▸ THE PROBLEM
Could you output every record again, exactly as given?

[Items from a figure collection]
BEGIN
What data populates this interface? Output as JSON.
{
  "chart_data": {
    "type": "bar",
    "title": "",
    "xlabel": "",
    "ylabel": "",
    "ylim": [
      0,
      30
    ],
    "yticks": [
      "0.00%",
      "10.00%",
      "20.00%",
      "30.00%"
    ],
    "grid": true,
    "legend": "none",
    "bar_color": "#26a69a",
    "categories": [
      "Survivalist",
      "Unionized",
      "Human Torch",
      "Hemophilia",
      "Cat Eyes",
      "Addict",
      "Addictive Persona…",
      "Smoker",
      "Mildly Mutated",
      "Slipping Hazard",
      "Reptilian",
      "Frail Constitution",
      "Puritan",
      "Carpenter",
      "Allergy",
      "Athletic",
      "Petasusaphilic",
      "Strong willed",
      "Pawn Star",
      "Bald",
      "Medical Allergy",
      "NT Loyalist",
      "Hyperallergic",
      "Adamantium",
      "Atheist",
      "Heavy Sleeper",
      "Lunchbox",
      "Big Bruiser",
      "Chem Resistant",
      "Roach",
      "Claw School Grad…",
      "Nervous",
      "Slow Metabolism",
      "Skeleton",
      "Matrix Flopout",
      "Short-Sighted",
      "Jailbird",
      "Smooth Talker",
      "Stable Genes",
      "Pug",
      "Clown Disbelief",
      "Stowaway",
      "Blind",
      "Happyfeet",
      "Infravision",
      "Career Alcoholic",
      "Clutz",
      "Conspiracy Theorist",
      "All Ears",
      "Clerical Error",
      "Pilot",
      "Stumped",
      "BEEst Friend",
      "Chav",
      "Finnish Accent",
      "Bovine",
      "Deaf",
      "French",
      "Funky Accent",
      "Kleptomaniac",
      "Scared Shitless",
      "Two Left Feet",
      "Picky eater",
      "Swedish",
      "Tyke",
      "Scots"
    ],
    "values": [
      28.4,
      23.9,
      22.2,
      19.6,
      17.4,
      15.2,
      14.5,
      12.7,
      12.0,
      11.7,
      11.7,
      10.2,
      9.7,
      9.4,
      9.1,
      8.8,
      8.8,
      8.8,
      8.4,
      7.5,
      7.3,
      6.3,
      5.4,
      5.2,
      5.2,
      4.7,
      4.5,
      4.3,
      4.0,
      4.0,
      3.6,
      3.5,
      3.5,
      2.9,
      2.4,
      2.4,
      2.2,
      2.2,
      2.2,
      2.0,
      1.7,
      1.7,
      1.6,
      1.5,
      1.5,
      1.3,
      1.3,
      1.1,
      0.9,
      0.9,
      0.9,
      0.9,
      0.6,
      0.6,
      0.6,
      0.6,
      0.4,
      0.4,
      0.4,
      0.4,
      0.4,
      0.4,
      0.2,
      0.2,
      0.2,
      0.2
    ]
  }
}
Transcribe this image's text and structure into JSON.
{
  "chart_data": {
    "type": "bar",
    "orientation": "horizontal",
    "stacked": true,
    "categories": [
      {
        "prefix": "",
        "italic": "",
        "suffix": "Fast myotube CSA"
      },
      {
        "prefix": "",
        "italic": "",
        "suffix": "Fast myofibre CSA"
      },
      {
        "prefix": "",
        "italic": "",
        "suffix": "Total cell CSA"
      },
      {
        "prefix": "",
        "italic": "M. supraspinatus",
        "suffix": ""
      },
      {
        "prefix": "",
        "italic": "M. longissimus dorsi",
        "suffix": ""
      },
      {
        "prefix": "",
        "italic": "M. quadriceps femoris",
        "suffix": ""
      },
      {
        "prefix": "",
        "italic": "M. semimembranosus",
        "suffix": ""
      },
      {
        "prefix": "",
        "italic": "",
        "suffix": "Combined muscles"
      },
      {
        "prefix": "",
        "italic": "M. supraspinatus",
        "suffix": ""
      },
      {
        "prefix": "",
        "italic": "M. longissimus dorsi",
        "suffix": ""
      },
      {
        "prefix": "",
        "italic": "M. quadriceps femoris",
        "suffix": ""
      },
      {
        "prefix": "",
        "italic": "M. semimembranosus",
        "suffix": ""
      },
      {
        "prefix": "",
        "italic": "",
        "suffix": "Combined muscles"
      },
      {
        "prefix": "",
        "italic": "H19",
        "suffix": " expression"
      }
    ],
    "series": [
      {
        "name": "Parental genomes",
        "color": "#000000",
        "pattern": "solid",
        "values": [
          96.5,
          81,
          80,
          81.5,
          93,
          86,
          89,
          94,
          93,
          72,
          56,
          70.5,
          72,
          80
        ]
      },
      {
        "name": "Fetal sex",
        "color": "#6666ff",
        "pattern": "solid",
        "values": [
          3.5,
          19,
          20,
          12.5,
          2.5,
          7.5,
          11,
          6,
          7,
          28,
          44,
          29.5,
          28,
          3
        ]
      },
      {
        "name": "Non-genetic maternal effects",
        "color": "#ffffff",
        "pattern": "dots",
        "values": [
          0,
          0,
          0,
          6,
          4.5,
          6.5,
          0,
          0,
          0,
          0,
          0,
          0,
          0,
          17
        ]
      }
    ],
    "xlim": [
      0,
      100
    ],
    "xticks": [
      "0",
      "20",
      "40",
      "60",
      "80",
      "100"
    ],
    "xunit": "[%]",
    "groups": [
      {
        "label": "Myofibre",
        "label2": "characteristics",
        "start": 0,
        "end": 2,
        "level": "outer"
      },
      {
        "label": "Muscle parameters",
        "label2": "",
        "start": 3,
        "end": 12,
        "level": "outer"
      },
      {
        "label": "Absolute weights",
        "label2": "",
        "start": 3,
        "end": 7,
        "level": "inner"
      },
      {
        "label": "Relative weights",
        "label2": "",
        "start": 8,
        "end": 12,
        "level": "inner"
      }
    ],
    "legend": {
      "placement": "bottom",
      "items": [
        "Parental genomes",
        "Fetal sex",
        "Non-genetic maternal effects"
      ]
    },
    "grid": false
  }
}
END
▸ RESULT OF THIS TASK
What data populates this interface? Output as JSON.
{
  "chart_data": {
    "type": "bar",
    "title": "",
    "xlabel": "",
    "ylabel": "",
    "ylim": [
      0,
      30
    ],
    "yticks": [
      "0.00%",
      "10.00%",
      "20.00%",
      "30.00%"
    ],
    "grid": true,
    "legend": "none",
    "bar_color": "#26a69a",
    "categories": [
      "Survivalist",
      "Unionized",
      "Human Torch",
      "Hemophilia",
      "Cat Eyes",
      "Addict",
      "Addictive Persona…",
      "Smoker",
      "Mildly Mutated",
      "Slipping Hazard",
      "Reptilian",
      "Frail Constitution",
      "Puritan",
      "Carpenter",
      "Allergy",
      "Athletic",
      "Petasusaphilic",
      "Strong willed",
      "Pawn Star",
      "Bald",
      "Medical Allergy",
      "NT Loyalist",
      "Hyperallergic",
      "Adamantium",
      "Atheist",
      "Heavy Sleeper",
      "Lunchbox",
      "Big Bruiser",
      "Chem Resistant",
      "Roach",
      "Claw School Grad…",
      "Nervous",
      "Slow Metabolism",
      "Skeleton",
      "Matrix Flopout",
      "Short-Sighted",
      "Jailbird",
      "Smooth Talker",
      "Stable Genes",
      "Pug",
      "Clown Disbelief",
      "Stowaway",
      "Blind",
      "Happyfeet",
      "Infravision",
      "Career Alcoholic",
      "Clutz",
      "Conspiracy Theorist",
      "All Ears",
      "Clerical Error",
      "Pilot",
      "Stumped",
      "BEEst Friend",
      "Chav",
      "Finnish Accent",
      "Bovine",
      "Deaf",
      "French",
      "Funky Accent",
      "Kleptomaniac",
      "Scared Shitless",
      "Two Left Feet",
      "Picky eater",
      "Swedish",
      "Tyke",
      "Scots"
    ],
    "values": [
      28.4,
      23.9,
      22.2,
      19.6,
      17.4,
      15.2,
      14.5,
      12.7,
      12.0,
      11.7,
      11.7,
      10.2,
      9.7,
      9.4,
      9.1,
      8.8,
      8.8,
      8.8,
      8.4,
      7.5,
      7.3,
      6.3,
      5.4,
      5.2,
      5.2,
      4.7,
      4.5,
      4.3,
      4.0,
      4.0,
      3.6,
      3.5,
      3.5,
      2.9,
      2.4,
      2.4,
      2.2,
      2.2,
      2.2,
      2.0,
      1.7,
      1.7,
      1.6,
      1.5,
      1.5,
      1.3,
      1.3,
      1.1,
      0.9,
      0.9,
      0.9,
      0.9,
      0.6,
      0.6,
      0.6,
      0.6,
      0.4,
      0.4,
      0.4,
      0.4,
      0.4,
      0.4,
      0.2,
      0.2,
      0.2,
      0.2
    ]
  }
}
Transcribe this image's text and structure into JSON.
{
  "chart_data": {
    "type": "bar",
    "orientation": "horizontal",
    "stacked": true,
    "categories": [
      {
        "prefix": "",
        "italic": "",
        "suffix": "Fast myotube CSA"
      },
      {
        "prefix": "",
        "italic": "",
        "suffix": "Fast myofibre CSA"
      },
      {
        "prefix": "",
        "italic": "",
        "suffix": "Total cell CSA"
      },
      {
        "prefix": "",
        "italic": "M. supraspinatus",
        "suffix": ""
      },
      {
        "prefix": "",
        "italic": "M. longissimus dorsi",
        "suffix": ""
      },
      {
        "prefix": "",
        "italic": "M. quadriceps femoris",
        "suffix": ""
      },
      {
        "prefix": "",
        "italic": "M. semimembranosus",
        "suffix": ""
      },
      {
        "prefix": "",
        "italic": "",
        "suffix": "Combined muscles"
      },
      {
        "prefix": "",
        "italic": "M. supraspinatus",
        "suffix": ""
      },
      {
        "prefix": "",
        "italic": "M. longissimus dorsi",
        "suffix": ""
      },
      {
        "prefix": "",
        "italic": "M. quadriceps femoris",
        "suffix": ""
      },
      {
        "prefix": "",
        "italic": "M. semimembranosus",
        "suffix": ""
      },
      {
        "prefix": "",
        "italic": "",
        "suffix": "Combined muscles"
      },
      {
        "prefix": "",
        "italic": "H19",
        "suffix": " expression"
      }
    ],
    "series": [
      {
        "name": "Parental genomes",
        "color": "#000000",
        "pattern": "solid",
        "values": [
          96.5,
          81,
          80,
          81.5,
          93,
          86,
          89,
          94,
          93,
          72,
          56,
          70.5,
          72,
          80
        ]
      },
      {
        "name": "Fetal sex",
        "color": "#6666ff",
        "pattern": "solid",
        "values": [
          3.5,
          19,
          20,
          12.5,
          2.5,
          7.5,
          11,
          6,
          7,
          28,
          44,
          29.5,
          28,
          3
        ]
      },
      {
        "name": "Non-genetic maternal effects",
        "color": "#ffffff",
        "pattern": "dots",
        "values": [
          0,
          0,
          0,
          6,
          4.5,
          6.5,
          0,
          0,
          0,
          0,
          0,
          0,
          0,
          17
        ]
      }
    ],
    "xlim": [
      0,
      100
    ],
    "xticks": [
      "0",
      "20",
      "40",
      "60",
      "80",
      "100"
    ],
    "xunit": "[%]",
    "groups": [
      {
        "label": "Myofibre",
        "label2": "characteristics",
        "start": 0,
        "end": 2,
        "level": "outer"
      },
      {
        "label": "Muscle parameters",
        "label2": "",
        "start": 3,
        "end": 12,
        "level": "outer"
      },
      {
        "label": "Absolute weights",
        "label2": "",
        "start": 3,
        "end": 7,
        "level": "inner"
      },
      {
        "label": "Relative weights",
        "label2": "",
        "start": 8,
        "end": 12,
        "level": "inner"
      }
    ],
    "legend": {
      "placement": "bottom",
      "items": [
        "Parental genomes",
        "Fetal sex",
        "Non-genetic maternal effects"
      ]
    },
    "grid": false
  }
}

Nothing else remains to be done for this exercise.